— START OF Input data —

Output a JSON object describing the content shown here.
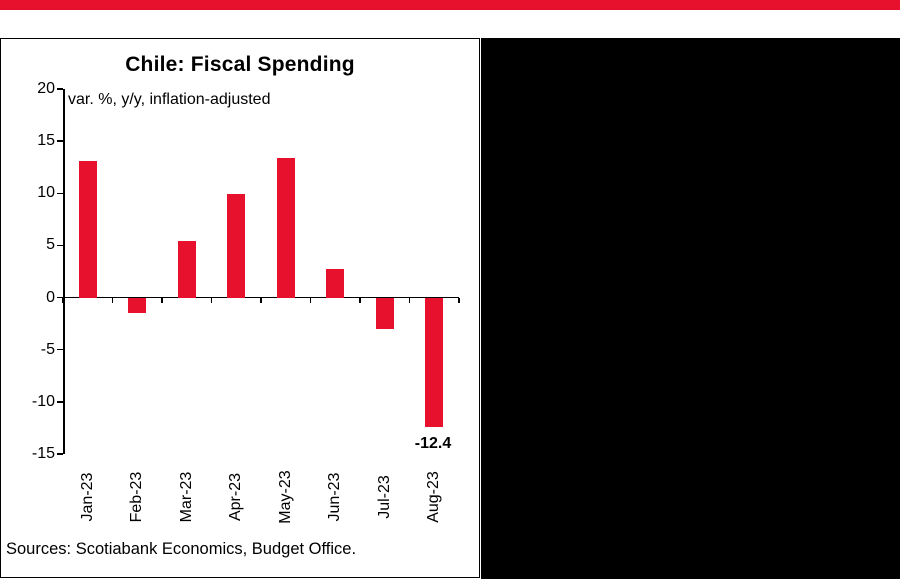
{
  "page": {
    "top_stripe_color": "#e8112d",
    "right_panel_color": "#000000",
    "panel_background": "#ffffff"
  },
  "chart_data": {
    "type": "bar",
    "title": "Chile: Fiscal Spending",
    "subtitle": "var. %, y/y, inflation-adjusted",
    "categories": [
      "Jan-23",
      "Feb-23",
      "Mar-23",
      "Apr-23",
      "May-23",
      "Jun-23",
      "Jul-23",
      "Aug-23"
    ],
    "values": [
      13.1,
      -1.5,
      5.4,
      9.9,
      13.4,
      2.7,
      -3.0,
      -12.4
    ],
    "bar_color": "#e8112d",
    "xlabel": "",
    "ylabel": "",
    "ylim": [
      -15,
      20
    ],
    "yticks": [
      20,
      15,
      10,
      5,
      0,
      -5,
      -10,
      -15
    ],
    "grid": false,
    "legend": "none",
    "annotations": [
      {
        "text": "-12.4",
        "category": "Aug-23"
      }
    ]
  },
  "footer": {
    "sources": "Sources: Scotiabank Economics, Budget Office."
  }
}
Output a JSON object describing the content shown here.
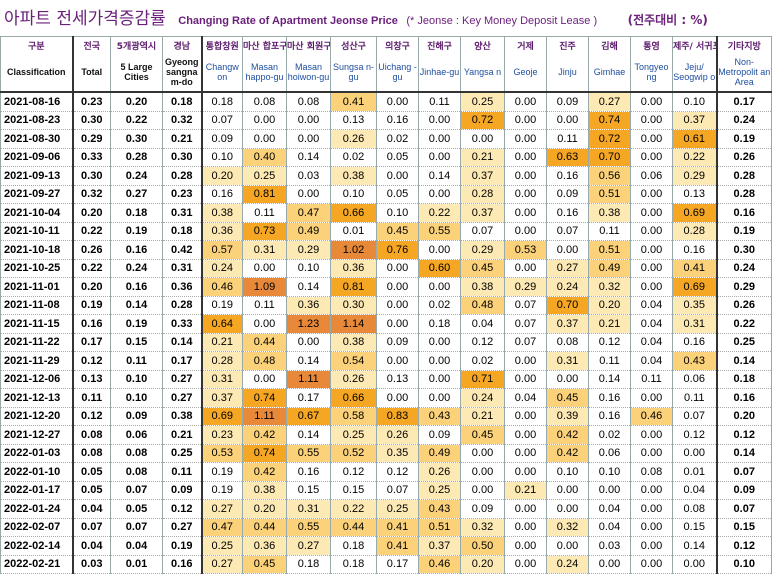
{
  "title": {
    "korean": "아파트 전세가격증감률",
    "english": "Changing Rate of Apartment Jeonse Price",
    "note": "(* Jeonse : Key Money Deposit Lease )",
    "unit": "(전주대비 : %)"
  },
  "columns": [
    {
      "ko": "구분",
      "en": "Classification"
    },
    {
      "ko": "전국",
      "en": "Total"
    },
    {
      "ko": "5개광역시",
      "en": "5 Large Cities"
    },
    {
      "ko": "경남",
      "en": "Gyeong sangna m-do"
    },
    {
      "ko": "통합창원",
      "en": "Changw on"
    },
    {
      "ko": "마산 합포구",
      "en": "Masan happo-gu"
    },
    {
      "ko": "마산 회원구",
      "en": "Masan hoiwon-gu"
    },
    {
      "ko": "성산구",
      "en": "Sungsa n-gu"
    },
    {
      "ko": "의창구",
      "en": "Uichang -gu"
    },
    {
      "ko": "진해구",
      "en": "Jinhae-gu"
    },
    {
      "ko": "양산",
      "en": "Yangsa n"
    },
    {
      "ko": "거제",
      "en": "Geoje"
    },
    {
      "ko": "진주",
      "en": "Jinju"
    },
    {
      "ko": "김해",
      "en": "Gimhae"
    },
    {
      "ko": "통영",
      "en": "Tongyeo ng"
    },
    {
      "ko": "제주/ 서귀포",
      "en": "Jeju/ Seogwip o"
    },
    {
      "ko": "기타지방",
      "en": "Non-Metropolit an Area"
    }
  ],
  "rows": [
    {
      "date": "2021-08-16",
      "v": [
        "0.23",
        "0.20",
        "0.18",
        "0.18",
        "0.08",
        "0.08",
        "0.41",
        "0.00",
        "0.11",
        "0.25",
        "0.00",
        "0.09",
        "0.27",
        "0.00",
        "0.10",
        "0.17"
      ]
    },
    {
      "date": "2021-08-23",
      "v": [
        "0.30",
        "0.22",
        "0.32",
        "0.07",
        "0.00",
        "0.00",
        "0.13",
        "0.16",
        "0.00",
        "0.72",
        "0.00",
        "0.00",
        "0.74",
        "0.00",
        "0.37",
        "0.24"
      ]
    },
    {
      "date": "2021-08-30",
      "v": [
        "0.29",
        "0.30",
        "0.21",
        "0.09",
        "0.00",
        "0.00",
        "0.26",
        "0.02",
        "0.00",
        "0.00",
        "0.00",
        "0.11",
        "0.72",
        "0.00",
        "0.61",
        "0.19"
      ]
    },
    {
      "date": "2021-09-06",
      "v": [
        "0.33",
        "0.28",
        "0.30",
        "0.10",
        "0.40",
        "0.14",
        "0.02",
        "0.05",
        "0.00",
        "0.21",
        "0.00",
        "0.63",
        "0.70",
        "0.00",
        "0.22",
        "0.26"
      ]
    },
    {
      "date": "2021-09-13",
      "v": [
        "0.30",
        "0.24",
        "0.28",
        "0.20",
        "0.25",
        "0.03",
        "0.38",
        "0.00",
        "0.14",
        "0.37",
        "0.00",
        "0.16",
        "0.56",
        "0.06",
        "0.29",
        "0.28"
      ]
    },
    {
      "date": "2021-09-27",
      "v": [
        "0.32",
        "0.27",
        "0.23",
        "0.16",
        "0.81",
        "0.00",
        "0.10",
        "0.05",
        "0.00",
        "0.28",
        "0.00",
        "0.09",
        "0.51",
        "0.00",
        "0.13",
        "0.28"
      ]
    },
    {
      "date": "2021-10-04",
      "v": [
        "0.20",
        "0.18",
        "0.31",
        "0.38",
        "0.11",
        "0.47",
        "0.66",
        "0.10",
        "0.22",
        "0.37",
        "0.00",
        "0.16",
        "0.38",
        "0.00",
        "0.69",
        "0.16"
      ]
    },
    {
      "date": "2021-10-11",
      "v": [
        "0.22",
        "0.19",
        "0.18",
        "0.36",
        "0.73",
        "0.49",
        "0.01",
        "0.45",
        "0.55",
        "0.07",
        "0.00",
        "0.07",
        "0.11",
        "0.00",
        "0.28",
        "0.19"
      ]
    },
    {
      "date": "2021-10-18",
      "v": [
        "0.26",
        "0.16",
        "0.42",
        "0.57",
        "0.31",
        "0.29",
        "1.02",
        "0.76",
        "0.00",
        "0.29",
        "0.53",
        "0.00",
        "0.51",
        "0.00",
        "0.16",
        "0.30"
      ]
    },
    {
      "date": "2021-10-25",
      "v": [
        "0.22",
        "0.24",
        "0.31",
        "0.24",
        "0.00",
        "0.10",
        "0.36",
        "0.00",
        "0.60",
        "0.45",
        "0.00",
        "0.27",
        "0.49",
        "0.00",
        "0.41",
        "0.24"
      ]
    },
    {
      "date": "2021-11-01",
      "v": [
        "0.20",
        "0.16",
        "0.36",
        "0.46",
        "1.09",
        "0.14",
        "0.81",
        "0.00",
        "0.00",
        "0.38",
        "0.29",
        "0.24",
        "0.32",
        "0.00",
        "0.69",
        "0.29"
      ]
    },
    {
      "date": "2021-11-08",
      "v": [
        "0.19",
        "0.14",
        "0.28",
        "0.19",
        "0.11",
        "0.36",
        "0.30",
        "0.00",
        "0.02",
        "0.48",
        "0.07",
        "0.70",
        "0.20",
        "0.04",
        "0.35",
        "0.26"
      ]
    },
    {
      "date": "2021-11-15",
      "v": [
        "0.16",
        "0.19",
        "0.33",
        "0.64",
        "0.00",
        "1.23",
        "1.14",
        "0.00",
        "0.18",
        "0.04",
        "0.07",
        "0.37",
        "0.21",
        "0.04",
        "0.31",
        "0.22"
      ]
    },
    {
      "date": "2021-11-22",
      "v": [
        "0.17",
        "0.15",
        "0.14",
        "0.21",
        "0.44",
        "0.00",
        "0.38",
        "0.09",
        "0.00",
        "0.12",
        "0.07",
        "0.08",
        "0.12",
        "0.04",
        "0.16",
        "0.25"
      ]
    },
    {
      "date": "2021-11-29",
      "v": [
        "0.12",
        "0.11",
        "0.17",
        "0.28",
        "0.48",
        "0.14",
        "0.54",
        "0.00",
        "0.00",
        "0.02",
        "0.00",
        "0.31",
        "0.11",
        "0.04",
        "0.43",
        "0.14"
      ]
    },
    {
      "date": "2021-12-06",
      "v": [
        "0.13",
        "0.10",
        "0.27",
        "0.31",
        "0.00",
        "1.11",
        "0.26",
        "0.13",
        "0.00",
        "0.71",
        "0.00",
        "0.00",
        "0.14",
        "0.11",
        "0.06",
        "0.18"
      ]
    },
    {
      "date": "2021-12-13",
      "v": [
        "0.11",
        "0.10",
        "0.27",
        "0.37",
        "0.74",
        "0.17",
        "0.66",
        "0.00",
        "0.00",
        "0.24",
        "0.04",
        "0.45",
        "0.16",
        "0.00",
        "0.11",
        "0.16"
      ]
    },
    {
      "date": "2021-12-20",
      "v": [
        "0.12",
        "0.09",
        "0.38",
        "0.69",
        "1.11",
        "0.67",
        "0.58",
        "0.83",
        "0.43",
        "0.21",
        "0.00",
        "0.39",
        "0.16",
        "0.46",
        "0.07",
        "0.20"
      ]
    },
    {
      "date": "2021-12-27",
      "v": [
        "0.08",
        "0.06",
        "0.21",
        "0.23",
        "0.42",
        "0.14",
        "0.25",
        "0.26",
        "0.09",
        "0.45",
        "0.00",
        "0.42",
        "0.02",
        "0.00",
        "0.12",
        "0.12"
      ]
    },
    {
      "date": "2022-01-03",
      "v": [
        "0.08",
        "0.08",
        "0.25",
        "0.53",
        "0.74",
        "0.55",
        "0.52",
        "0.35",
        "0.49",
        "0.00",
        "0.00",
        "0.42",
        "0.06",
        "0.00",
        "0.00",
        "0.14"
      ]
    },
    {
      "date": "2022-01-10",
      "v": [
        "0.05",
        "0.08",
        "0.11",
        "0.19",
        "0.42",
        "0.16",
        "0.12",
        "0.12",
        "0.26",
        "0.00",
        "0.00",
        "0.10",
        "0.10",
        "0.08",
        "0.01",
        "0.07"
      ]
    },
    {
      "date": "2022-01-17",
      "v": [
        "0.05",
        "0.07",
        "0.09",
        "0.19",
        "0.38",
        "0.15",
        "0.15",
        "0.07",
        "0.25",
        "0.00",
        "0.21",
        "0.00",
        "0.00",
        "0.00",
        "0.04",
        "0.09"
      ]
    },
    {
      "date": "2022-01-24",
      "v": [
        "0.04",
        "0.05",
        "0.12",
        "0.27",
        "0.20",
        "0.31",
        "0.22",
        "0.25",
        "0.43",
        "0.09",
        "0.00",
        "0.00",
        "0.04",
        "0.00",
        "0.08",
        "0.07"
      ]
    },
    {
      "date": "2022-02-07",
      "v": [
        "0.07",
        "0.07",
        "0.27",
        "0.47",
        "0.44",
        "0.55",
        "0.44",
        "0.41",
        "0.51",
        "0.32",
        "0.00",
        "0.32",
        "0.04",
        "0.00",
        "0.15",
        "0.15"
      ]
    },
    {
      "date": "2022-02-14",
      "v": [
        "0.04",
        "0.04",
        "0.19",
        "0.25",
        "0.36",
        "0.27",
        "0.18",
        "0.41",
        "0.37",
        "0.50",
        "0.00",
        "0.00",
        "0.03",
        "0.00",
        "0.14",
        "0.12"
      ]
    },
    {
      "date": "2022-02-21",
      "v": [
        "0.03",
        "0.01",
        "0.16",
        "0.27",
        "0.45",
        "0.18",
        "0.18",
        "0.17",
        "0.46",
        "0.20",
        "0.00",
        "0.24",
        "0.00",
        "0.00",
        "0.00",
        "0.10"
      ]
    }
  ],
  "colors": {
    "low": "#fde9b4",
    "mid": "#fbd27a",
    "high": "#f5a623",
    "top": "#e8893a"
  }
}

— END OF Input data —

*Set problem*
The required output is the number of lines containing the word "Jeonse", and nothing besides.

*Answer in full*
2